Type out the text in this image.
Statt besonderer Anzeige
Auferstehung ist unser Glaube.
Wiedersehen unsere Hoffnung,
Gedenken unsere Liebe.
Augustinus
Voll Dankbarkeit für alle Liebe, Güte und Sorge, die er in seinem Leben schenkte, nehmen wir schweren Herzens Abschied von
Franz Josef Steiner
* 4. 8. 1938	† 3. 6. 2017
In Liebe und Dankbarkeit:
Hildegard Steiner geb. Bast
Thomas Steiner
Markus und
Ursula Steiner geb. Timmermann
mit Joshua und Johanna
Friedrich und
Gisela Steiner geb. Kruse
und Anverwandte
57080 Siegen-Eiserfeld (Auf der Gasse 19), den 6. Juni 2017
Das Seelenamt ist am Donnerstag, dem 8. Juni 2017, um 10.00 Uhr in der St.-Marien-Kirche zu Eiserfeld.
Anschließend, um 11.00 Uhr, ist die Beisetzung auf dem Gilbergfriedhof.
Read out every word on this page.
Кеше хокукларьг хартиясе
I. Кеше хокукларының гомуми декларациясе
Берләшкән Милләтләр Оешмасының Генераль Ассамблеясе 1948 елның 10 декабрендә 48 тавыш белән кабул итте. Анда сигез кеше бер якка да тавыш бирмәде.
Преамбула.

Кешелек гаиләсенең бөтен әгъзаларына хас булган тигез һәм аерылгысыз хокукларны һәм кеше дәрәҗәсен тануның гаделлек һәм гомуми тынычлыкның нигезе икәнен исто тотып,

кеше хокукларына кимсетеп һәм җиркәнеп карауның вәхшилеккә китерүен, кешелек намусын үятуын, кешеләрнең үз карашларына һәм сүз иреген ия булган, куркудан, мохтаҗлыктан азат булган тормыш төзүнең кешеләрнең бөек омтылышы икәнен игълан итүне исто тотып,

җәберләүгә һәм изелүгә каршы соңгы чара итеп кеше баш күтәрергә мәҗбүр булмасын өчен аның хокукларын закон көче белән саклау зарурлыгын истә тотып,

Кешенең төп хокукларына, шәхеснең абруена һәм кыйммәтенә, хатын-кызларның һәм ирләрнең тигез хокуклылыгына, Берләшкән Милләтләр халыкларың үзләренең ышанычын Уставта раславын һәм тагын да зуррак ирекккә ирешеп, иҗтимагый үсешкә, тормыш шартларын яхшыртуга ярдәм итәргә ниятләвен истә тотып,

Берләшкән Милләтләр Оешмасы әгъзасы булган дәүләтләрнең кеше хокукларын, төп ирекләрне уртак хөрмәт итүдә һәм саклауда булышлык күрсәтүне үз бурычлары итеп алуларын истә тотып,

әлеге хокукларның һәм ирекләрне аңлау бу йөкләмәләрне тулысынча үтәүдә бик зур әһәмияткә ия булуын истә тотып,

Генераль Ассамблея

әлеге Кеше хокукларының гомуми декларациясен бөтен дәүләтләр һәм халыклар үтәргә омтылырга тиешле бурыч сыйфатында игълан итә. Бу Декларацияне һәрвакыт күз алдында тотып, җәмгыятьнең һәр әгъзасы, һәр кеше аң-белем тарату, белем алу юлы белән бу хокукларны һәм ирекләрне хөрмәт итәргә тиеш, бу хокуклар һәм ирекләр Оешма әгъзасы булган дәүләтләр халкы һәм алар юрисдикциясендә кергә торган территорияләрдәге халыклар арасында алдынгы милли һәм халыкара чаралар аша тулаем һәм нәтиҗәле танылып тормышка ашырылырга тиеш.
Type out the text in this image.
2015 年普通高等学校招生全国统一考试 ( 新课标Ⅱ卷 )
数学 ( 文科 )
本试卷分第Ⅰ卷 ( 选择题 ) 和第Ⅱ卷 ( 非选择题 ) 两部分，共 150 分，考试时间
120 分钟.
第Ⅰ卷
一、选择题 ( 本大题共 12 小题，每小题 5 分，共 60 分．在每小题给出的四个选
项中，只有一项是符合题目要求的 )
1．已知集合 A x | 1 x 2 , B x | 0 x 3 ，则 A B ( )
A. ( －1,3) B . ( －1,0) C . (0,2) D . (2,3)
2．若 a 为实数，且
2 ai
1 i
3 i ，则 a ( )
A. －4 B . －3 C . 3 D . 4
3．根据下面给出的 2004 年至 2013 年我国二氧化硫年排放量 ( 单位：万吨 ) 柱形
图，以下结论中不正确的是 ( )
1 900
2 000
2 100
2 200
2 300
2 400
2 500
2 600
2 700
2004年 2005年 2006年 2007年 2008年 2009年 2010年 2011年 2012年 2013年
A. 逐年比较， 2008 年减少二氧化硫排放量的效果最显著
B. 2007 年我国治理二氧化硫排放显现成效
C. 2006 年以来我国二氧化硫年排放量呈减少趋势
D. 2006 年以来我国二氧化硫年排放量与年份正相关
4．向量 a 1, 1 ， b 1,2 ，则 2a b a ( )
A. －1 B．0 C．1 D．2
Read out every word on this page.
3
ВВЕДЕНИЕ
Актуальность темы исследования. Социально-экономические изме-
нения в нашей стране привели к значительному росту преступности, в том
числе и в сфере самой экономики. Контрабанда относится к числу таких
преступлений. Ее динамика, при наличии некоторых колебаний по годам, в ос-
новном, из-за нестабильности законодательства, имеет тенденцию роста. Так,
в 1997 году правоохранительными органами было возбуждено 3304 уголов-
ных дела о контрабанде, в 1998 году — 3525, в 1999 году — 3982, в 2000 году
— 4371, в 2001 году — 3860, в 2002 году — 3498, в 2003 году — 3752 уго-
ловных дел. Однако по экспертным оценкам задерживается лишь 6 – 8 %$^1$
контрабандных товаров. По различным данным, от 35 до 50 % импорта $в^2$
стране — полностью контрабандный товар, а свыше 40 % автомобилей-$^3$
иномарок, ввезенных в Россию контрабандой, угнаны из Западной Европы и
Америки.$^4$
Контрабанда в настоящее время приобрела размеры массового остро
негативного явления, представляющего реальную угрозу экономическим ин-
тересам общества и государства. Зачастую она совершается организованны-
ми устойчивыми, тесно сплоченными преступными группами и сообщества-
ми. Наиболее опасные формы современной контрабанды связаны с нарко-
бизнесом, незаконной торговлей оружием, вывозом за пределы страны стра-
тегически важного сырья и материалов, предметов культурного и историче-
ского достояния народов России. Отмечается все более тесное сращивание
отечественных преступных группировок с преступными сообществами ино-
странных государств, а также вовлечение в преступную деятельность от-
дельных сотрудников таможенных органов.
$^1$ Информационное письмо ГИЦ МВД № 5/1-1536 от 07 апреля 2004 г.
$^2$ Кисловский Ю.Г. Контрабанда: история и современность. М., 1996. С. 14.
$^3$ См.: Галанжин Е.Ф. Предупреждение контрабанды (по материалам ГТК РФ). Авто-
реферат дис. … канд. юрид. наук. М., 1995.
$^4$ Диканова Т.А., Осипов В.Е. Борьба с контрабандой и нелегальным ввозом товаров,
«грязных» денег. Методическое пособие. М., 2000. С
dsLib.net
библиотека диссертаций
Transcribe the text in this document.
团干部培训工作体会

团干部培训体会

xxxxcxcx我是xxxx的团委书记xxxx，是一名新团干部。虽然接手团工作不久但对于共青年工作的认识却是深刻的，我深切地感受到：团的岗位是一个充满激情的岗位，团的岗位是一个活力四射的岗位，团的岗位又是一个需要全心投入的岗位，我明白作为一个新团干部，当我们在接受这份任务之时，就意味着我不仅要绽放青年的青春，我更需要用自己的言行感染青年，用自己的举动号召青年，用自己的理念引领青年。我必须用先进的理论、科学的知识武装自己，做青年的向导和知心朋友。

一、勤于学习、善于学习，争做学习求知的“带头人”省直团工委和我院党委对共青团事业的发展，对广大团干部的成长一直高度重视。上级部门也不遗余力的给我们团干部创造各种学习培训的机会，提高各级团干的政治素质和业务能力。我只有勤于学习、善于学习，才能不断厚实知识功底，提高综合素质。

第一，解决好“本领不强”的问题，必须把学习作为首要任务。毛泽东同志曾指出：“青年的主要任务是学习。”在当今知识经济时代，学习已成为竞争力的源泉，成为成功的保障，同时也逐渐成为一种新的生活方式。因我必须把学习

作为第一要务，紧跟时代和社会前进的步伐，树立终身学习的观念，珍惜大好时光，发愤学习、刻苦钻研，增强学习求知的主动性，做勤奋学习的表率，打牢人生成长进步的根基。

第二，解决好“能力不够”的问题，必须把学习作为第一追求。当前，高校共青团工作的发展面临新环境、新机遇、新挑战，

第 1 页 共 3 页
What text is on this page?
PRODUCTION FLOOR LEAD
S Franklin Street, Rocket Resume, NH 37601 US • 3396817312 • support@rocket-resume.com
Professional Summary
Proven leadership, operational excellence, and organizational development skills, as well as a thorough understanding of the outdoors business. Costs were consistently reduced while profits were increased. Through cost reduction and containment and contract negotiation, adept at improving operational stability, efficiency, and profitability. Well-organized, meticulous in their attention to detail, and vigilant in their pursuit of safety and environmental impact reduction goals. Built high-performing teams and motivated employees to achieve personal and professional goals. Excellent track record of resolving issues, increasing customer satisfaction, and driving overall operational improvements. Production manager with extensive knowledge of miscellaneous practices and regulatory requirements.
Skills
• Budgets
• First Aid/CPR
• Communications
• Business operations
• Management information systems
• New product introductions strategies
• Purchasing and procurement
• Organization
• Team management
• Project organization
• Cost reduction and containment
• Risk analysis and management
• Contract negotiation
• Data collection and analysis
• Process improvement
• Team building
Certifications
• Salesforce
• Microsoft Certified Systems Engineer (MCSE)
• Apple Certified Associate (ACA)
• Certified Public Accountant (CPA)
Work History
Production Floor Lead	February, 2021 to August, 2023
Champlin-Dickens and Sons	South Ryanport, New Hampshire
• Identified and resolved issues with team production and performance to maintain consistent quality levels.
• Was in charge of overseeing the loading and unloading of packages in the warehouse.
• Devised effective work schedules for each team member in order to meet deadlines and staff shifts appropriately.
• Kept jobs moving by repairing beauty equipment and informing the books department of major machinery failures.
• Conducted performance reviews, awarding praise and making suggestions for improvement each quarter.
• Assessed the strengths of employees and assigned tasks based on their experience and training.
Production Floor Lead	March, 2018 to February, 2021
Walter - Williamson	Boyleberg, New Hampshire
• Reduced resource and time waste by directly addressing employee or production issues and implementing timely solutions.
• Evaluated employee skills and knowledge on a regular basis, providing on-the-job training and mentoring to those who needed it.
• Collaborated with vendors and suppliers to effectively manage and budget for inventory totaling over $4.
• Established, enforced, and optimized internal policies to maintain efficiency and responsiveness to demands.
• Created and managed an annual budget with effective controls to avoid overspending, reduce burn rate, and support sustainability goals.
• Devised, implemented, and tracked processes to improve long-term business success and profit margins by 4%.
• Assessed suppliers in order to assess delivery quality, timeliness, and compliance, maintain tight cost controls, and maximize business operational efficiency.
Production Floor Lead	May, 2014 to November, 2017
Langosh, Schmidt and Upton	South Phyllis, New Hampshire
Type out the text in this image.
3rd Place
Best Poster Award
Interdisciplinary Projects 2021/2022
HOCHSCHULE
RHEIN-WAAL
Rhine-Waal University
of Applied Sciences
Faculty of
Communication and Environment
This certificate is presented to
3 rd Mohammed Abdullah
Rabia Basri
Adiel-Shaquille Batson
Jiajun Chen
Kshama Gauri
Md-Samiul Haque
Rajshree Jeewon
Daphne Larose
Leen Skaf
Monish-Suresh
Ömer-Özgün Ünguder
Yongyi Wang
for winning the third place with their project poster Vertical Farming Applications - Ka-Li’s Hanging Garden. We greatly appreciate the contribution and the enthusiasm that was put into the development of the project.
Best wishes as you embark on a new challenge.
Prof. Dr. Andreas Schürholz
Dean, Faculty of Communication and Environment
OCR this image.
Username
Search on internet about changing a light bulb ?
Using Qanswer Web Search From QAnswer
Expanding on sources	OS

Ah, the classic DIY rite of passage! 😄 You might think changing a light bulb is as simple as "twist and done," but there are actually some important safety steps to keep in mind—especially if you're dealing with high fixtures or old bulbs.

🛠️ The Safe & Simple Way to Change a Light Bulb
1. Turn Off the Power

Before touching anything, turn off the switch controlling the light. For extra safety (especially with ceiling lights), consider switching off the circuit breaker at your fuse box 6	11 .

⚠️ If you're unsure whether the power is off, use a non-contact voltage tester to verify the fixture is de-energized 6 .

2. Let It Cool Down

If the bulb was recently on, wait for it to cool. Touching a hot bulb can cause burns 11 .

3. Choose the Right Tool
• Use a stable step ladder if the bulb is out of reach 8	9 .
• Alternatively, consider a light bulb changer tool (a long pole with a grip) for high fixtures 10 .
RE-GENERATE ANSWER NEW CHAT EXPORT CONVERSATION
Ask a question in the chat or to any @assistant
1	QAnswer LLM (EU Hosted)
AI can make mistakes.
------------------------------
▶ EXERCISE
Copy every line of the records above that contains "long".

▶ EXERCISE SOLUTION
• Devised, implemented, and tracked processes to improve long-term business success and profit margins by 4%.
• Alternatively, consider a light bulb changer tool (a long pole with a grip) for high fixtures 10 .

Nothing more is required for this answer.